• _Given data_:
------------------------
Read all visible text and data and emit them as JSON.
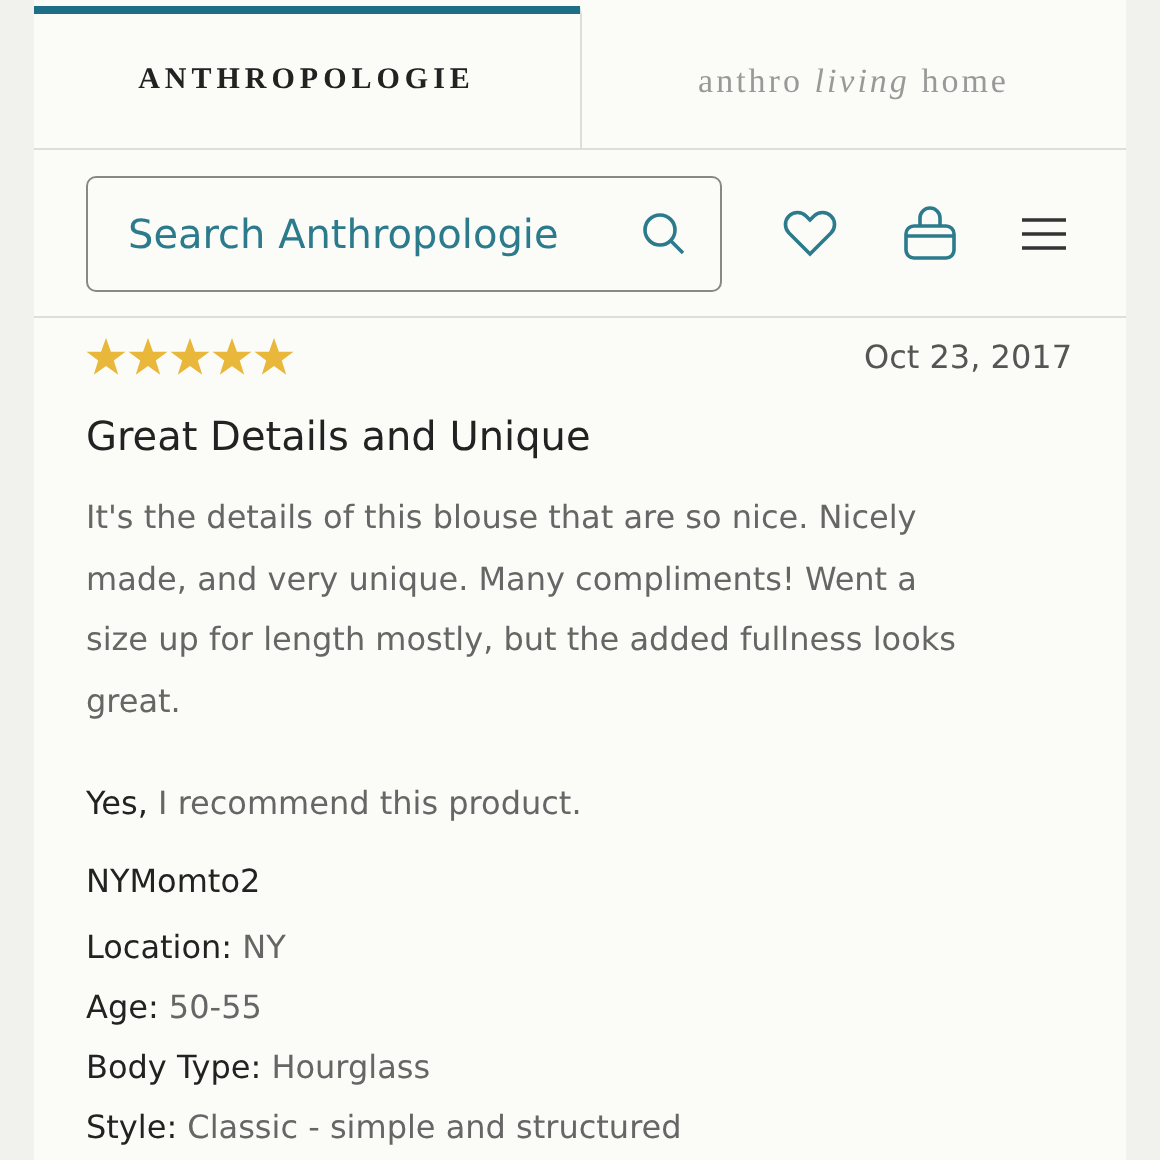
{
  "tabs": [
    {
      "label": "ANTHROPOLOGIE",
      "selected": true,
      "kind": "caps"
    },
    {
      "label": "anthro *living* home",
      "selected": false,
      "kind": "script"
    }
  ],
  "search": {
    "placeholder": "Search Anthropologie"
  },
  "review": {
    "stars": 5,
    "date": "Oct 23, 2017",
    "title": "Great Details and Unique",
    "body": "It's the details of this blouse that are so nice. Nicely made, and very unique. Many compliments! Went a size up for length mostly, but the added fullness looks great.",
    "recommendation": "**Yes,** I recommend this product.",
    "author": "NYMomto2",
    "attributes": [
      "**Location:** NY",
      "**Age:** 50-55",
      "**Body Type:** Hourglass",
      "**Style:** Classic - simple and structured"
    ]
  }
}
------------------------
• _Request_: Working from the entries above, return all lines that contain "this".

• _The result_:
    "body": "It's the details of this blouse that are so nice. Nicely made, and very unique. Many compliments! Went a size up for length mostly, but the added fullness looks great.",
    "recommendation": "**Yes,** I recommend this product.",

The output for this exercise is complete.